» **SHORT TASK**:
Give only the number of lines that include the string "notte".

» **RECORDS PROVIDED**:

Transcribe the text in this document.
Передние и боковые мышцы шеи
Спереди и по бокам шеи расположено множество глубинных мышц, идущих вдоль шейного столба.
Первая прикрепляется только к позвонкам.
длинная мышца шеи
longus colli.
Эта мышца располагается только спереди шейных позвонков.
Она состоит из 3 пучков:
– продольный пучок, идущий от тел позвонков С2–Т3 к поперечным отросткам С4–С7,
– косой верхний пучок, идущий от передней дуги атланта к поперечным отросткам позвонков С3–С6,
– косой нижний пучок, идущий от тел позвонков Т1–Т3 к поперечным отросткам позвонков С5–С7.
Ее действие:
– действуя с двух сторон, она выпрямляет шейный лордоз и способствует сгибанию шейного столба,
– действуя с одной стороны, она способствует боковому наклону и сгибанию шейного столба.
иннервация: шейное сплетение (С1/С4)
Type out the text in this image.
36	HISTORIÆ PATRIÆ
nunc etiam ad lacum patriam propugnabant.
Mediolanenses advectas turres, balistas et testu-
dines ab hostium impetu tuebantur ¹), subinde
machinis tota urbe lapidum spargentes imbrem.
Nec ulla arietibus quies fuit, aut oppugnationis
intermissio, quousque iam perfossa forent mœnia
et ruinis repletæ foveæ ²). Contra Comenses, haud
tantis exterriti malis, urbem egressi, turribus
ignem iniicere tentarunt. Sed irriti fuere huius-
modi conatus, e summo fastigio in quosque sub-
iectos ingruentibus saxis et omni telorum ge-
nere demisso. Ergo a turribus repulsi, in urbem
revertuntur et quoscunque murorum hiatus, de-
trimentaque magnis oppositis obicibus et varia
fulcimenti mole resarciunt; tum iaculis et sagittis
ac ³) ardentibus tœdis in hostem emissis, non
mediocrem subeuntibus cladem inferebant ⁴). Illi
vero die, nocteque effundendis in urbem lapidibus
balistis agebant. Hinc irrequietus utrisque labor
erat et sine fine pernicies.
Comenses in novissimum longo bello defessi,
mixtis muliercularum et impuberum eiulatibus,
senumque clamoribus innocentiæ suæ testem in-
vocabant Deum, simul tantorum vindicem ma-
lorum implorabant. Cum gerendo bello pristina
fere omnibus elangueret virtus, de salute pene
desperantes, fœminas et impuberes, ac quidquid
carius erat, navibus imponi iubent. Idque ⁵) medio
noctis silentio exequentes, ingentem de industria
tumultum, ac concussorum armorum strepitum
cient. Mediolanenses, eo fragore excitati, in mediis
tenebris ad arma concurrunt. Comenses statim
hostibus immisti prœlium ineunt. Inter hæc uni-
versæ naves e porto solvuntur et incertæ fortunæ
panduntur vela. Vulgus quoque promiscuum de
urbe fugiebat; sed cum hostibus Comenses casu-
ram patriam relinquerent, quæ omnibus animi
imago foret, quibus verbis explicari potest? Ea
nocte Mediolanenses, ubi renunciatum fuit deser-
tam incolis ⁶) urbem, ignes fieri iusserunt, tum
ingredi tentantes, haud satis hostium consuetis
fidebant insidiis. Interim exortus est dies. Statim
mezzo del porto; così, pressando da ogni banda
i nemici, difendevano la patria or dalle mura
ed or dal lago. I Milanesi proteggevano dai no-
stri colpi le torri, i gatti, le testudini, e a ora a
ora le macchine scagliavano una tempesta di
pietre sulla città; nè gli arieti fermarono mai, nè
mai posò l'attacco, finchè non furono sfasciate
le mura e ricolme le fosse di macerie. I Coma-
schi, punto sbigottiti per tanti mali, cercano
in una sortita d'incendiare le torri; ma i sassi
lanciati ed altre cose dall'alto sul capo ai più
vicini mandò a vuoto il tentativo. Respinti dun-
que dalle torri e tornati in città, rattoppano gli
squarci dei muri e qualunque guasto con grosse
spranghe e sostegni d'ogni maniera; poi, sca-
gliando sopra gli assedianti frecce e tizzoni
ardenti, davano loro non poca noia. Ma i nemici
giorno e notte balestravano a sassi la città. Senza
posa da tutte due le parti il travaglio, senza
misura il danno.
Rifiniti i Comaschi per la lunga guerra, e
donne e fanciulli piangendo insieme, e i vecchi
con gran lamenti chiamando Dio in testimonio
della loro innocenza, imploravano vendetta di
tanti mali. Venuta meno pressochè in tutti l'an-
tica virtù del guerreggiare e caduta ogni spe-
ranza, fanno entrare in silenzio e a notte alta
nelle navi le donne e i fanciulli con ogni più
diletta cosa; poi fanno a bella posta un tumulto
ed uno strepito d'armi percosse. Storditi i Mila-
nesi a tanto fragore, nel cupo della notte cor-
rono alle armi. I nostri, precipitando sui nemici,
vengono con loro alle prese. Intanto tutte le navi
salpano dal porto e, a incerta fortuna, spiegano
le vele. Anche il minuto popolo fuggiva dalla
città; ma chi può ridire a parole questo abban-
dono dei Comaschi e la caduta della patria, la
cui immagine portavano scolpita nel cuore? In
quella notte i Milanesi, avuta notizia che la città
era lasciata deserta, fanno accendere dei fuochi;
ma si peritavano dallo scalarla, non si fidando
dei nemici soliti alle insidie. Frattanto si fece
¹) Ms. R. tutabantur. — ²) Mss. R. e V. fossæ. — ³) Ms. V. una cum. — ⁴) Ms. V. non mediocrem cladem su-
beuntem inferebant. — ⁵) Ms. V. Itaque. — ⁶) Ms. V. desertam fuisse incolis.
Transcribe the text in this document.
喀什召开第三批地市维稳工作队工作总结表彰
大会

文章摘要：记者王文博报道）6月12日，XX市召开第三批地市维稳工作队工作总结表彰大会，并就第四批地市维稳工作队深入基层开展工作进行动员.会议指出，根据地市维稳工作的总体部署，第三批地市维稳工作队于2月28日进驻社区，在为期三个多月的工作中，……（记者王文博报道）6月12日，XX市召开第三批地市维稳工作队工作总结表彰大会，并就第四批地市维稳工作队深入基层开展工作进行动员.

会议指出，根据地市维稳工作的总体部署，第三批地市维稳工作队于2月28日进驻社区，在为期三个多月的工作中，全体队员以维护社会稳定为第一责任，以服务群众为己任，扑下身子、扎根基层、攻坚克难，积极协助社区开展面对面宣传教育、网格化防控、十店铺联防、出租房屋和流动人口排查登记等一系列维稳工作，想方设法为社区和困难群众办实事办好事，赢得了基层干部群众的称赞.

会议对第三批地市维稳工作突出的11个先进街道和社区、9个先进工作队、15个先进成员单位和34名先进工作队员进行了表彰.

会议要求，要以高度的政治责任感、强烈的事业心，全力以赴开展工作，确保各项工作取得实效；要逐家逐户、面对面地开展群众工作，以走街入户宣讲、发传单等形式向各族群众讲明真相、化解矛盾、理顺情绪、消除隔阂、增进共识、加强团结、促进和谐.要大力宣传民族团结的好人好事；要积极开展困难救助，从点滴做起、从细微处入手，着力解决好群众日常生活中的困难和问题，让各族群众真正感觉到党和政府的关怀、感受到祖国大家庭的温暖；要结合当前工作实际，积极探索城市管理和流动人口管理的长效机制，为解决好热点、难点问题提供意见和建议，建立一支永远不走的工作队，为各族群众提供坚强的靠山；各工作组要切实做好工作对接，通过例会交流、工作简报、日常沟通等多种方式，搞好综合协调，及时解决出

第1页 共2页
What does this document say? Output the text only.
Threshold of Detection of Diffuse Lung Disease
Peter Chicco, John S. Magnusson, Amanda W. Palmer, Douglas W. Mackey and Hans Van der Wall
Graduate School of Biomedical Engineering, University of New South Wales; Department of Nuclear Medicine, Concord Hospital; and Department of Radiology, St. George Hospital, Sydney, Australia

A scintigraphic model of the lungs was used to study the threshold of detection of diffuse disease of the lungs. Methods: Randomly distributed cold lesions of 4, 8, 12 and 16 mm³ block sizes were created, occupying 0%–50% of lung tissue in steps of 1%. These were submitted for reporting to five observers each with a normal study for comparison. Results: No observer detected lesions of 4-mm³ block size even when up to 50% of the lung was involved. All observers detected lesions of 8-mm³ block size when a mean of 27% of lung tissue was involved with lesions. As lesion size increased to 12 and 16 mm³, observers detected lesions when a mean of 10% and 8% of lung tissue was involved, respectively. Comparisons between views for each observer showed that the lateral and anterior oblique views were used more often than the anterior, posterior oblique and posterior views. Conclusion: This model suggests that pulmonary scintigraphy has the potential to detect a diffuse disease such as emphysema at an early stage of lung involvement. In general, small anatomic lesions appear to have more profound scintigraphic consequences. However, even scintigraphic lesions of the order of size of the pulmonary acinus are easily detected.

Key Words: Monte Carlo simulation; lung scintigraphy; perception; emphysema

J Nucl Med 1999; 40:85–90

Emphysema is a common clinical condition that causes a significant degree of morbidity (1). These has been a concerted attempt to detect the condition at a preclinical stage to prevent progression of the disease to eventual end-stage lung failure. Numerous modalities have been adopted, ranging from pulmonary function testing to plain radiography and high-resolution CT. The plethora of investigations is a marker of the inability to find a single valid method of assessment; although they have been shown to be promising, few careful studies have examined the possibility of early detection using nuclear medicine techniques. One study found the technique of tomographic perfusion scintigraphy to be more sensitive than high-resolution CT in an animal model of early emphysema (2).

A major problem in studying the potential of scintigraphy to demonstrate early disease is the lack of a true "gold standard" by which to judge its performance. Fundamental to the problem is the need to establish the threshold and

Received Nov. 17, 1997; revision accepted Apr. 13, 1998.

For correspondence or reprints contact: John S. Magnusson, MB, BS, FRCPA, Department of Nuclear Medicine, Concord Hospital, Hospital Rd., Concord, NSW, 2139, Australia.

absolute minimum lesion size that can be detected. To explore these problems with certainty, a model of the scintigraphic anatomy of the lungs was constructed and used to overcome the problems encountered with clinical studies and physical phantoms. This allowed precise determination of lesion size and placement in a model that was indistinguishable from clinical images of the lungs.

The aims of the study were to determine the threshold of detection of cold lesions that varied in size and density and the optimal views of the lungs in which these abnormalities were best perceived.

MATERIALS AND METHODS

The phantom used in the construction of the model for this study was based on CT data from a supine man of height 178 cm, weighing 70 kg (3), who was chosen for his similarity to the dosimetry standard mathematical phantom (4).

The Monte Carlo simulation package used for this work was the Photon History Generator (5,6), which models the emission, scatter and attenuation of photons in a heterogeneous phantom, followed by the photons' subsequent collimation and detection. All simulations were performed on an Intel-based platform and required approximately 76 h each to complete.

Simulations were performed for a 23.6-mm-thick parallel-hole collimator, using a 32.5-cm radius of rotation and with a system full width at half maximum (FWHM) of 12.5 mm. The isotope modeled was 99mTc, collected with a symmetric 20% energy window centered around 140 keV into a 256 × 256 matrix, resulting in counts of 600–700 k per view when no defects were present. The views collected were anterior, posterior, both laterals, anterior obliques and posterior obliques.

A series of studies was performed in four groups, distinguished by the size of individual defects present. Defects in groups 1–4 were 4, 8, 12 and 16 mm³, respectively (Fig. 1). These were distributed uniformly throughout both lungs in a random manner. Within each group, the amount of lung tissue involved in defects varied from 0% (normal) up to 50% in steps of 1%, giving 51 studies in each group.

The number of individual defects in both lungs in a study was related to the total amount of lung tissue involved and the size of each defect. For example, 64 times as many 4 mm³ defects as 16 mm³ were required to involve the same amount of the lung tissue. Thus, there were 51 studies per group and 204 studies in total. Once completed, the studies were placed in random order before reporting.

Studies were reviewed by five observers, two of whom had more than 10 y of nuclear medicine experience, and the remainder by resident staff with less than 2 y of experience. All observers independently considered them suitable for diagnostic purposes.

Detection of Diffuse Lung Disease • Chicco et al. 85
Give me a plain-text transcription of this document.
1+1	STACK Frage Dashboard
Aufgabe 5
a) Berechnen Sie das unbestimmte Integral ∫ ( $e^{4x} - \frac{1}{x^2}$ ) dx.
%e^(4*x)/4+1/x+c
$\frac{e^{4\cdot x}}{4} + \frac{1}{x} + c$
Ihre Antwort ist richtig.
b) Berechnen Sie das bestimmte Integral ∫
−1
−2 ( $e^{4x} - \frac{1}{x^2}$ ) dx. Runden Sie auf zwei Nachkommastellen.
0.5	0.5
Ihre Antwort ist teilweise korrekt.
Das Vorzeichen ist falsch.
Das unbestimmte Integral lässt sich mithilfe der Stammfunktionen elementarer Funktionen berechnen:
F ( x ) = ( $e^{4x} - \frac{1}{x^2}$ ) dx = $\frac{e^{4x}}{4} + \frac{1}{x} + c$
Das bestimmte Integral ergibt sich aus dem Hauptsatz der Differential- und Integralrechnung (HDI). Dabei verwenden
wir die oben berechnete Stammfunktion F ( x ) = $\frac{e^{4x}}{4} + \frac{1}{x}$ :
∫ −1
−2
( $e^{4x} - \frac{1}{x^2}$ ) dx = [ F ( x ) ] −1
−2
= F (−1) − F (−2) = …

» **REPLY TO THE TASK**:
4